Quote the records below in full, exactly as given, with the images taken out.
══ Input data
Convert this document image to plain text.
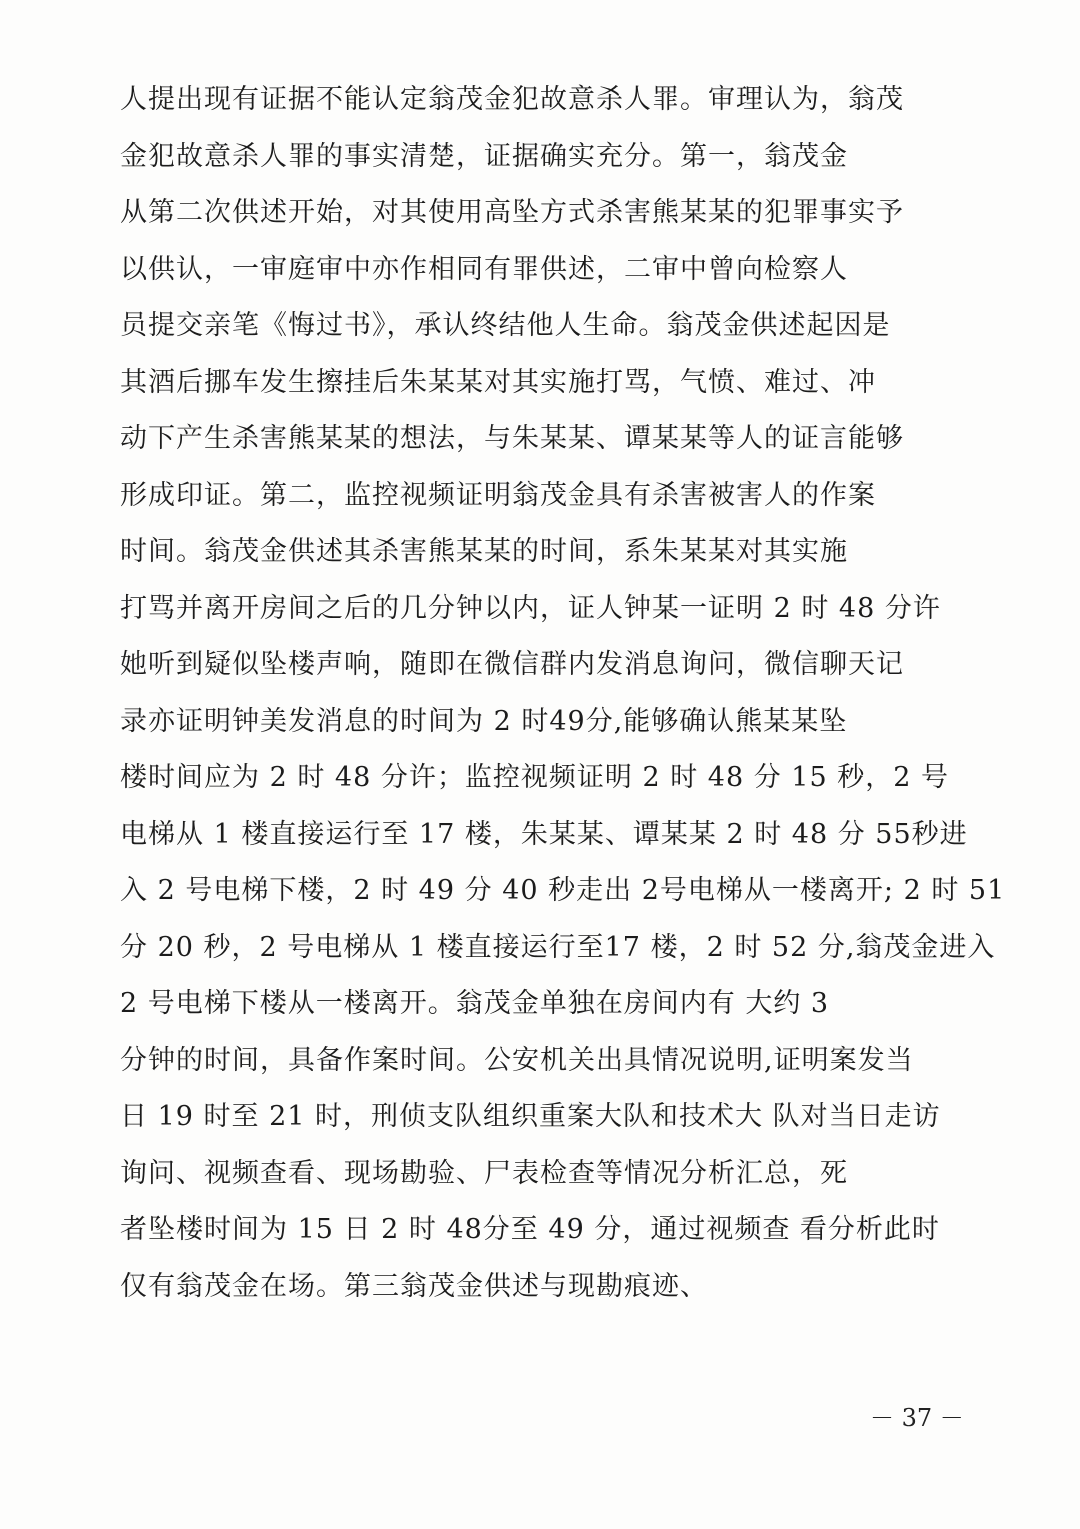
人提出现有证据不能认定翁茂金犯故意杀人罪。审理认为，翁茂
金犯故意杀人罪的事实清楚，证据确实充分。第一，翁茂金
从第二次供述开始，对其使用高坠方式杀害熊某某的犯罪事实予
以供认，一审庭审中亦作相同有罪供述，二审中曾向检察人
员提交亲笔《悔过书》，承认终结他人生命。翁茂金供述起因是
其酒后挪车发生擦挂后朱某某对其实施打骂，气愤、难过、冲
动下产生杀害熊某某的想法，与朱某某、谭某某等人的证言能够
形成印证。第二，监控视频证明翁茂金具有杀害被害人的作案
时间。翁茂金供述其杀害熊某某的时间，系朱某某对其实施
打骂并离开房间之后的几分钟以内，证人钟某一证明 2 时 48 分许
她听到疑似坠楼声响，随即在微信群内发消息询问，微信聊天记
录亦证明钟美发消息的时间为 2 时49分,能够确认熊某某坠
楼时间应为 2 时 48 分许；监控视频证明 2 时 48 分 15 秒，2 号
电梯从 1 楼直接运行至 17 楼，朱某某、谭某某 2 时 48 分 55秒进
入 2 号电梯下楼，2 时 49 分 40 秒走出 2号电梯从一楼离开; 2 时 51
分 20 秒，2 号电梯从 1 楼直接运行至17 楼，2 时 52 分,翁茂金进入
2 号电梯下楼从一楼离开。翁茂金单独在房间内有 大约 3
分钟的时间，具备作案时间。公安机关出具情况说明,证明案发当
日 19 时至 21 时，刑侦支队组织重案大队和技术大 队对当日走访
询问、视频查看、现场勘验、尸表检查等情况分析汇总，死
者坠楼时间为 15 日 2 时 48分至 49 分，通过视频查 看分析此时
仅有翁茂金在场。第三翁茂金供述与现勘痕迹、
－ 37 －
════
Right answer:
Convert this document image to plain text.
人提出现有证据不能认定翁茂金犯故意杀人罪。审理认为，翁茂
金犯故意杀人罪的事实清楚，证据确实充分。第一，翁茂金
从第二次供述开始，对其使用高坠方式杀害熊某某的犯罪事实予
以供认，一审庭审中亦作相同有罪供述，二审中曾向检察人
员提交亲笔《悔过书》，承认终结他人生命。翁茂金供述起因是
其酒后挪车发生擦挂后朱某某对其实施打骂，气愤、难过、冲
动下产生杀害熊某某的想法，与朱某某、谭某某等人的证言能够
形成印证。第二，监控视频证明翁茂金具有杀害被害人的作案
时间。翁茂金供述其杀害熊某某的时间，系朱某某对其实施
打骂并离开房间之后的几分钟以内，证人钟某一证明 2 时 48 分许
她听到疑似坠楼声响，随即在微信群内发消息询问，微信聊天记
录亦证明钟美发消息的时间为 2 时49分,能够确认熊某某坠
楼时间应为 2 时 48 分许；监控视频证明 2 时 48 分 15 秒，2 号
电梯从 1 楼直接运行至 17 楼，朱某某、谭某某 2 时 48 分 55秒进
入 2 号电梯下楼，2 时 49 分 40 秒走出 2号电梯从一楼离开; 2 时 51
分 20 秒，2 号电梯从 1 楼直接运行至17 楼，2 时 52 分,翁茂金进入
2 号电梯下楼从一楼离开。翁茂金单独在房间内有 大约 3
分钟的时间，具备作案时间。公安机关出具情况说明,证明案发当
日 19 时至 21 时，刑侦支队组织重案大队和技术大 队对当日走访
询问、视频查看、现场勘验、尸表检查等情况分析汇总，死
者坠楼时间为 15 日 2 时 48分至 49 分，通过视频查 看分析此时
仅有翁茂金在场。第三翁茂金供述与现勘痕迹、
－ 37 －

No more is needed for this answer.